SHORT PROBLEM:
Every line below that mentions the word "users" should be copied out.

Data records
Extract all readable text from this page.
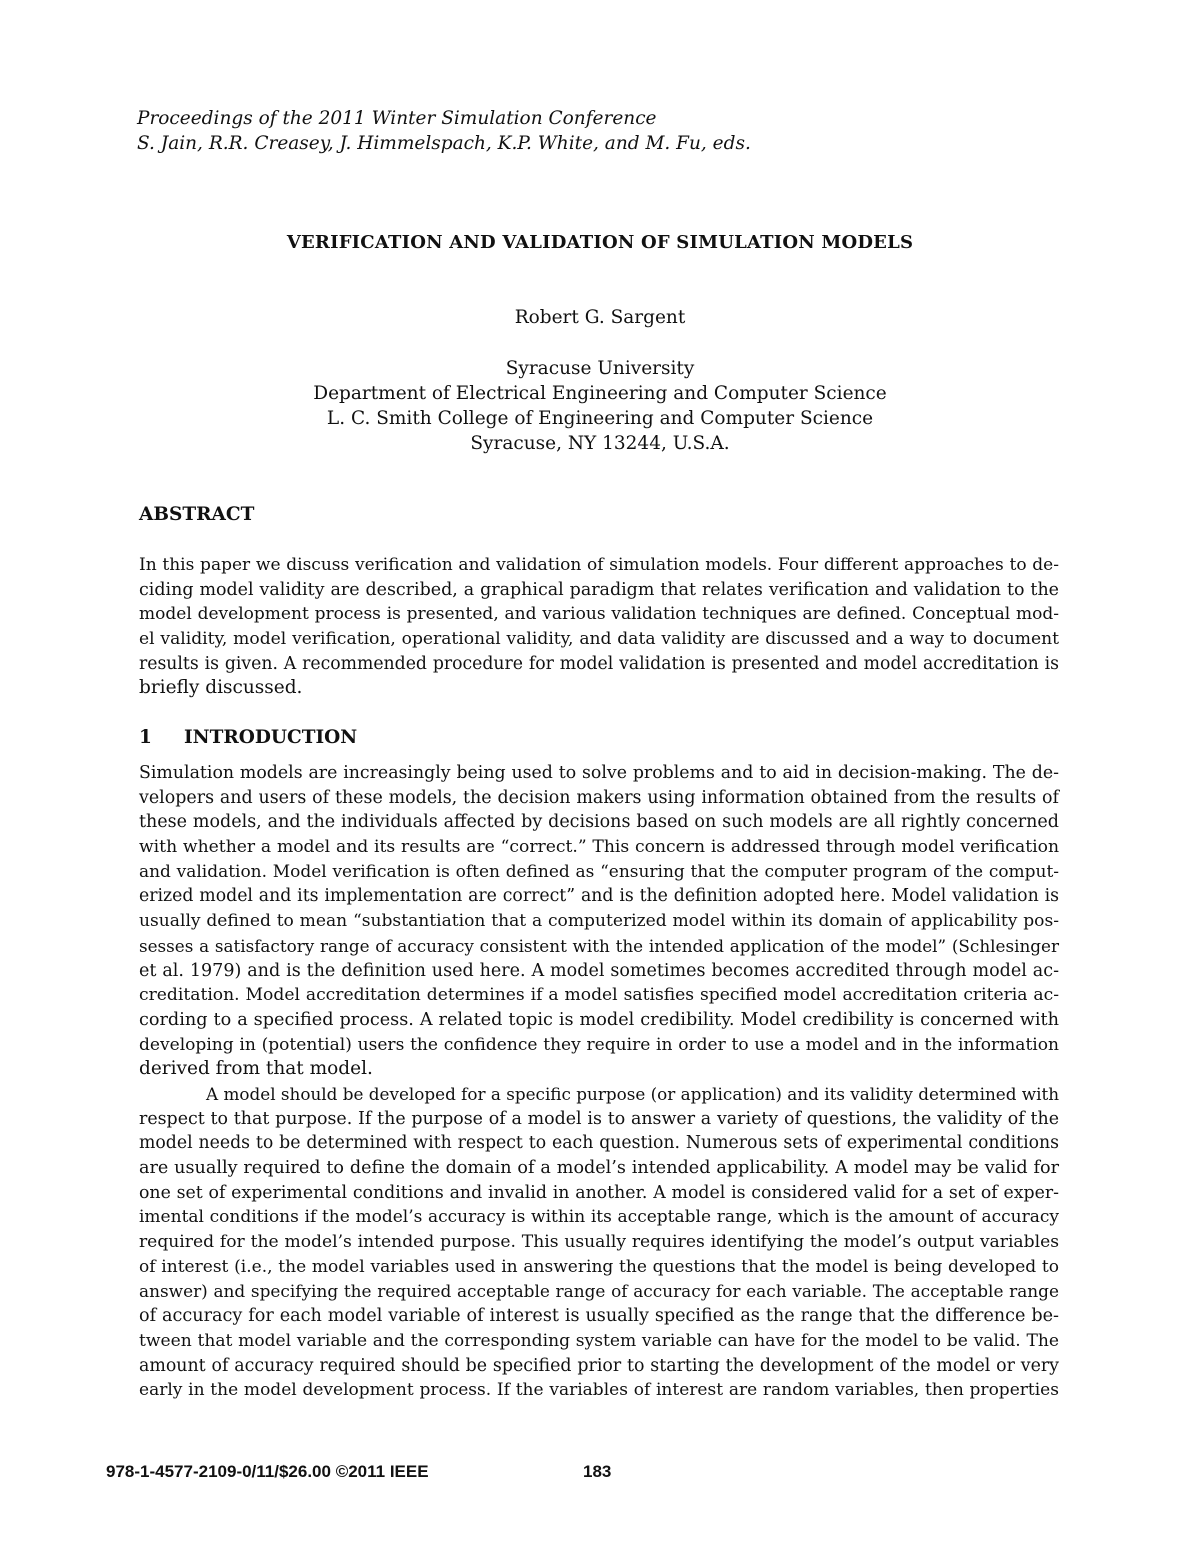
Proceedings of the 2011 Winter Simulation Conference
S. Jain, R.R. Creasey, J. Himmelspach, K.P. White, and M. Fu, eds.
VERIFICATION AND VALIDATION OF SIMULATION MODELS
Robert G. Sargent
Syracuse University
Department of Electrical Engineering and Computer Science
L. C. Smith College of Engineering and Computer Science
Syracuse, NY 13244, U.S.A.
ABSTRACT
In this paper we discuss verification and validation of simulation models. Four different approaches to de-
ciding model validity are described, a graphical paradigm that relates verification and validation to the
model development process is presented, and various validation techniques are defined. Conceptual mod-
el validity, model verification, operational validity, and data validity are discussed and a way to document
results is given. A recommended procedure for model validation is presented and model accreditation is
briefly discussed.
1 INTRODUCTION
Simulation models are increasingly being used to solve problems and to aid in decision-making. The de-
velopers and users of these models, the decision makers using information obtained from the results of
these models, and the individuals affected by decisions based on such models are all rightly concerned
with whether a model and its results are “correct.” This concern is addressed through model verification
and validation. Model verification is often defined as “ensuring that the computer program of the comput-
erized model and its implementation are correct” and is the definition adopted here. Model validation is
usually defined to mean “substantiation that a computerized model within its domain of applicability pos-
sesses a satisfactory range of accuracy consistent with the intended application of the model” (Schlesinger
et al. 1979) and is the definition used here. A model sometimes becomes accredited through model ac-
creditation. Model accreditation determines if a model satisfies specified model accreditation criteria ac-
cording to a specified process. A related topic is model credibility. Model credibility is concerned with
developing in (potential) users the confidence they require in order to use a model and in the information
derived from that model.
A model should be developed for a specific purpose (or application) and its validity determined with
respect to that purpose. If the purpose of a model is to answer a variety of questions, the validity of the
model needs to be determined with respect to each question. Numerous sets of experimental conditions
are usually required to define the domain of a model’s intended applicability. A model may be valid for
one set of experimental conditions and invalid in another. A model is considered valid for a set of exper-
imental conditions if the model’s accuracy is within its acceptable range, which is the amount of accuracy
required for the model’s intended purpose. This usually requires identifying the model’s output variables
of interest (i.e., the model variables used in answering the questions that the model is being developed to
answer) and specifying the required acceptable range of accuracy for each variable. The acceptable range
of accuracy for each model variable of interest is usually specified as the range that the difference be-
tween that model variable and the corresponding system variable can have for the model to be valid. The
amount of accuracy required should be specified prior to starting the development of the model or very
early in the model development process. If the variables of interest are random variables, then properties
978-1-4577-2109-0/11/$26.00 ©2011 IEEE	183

...

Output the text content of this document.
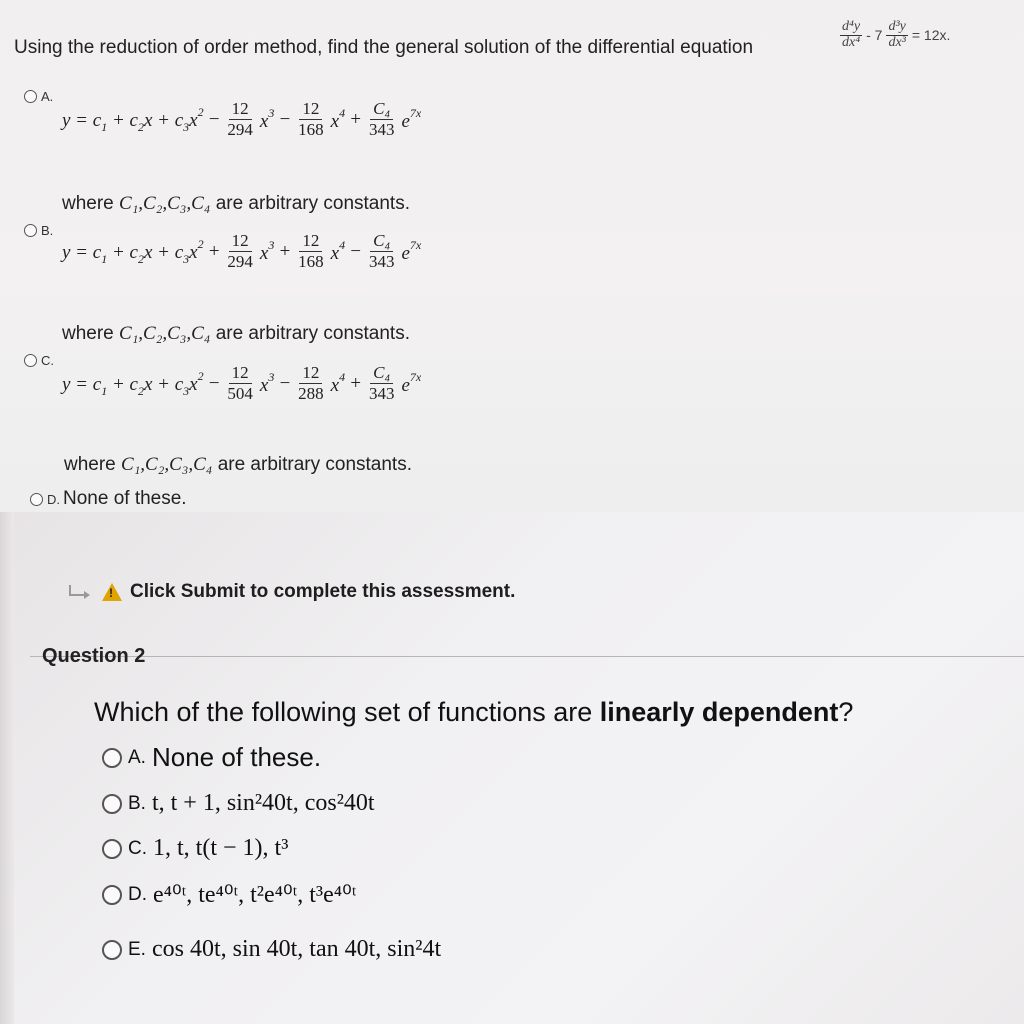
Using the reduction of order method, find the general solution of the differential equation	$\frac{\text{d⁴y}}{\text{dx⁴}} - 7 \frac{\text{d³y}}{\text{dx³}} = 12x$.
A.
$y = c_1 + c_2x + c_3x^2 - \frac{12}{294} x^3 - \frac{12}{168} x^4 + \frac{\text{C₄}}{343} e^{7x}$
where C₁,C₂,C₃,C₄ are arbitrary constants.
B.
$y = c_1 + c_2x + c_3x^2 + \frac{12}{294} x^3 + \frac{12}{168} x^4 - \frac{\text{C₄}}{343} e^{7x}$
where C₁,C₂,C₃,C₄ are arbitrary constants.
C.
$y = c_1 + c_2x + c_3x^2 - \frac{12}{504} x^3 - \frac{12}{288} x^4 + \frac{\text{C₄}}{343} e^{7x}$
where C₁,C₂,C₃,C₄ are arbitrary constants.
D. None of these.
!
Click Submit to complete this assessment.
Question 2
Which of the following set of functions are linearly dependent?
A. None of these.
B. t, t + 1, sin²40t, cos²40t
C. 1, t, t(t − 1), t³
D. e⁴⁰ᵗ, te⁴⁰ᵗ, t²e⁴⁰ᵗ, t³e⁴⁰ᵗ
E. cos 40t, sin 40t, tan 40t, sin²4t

FULL RESPONSE:
velopers and users of these models, the decision makers using information obtained from the results of
developing in (potential) users the confidence they require in order to use a model and in the information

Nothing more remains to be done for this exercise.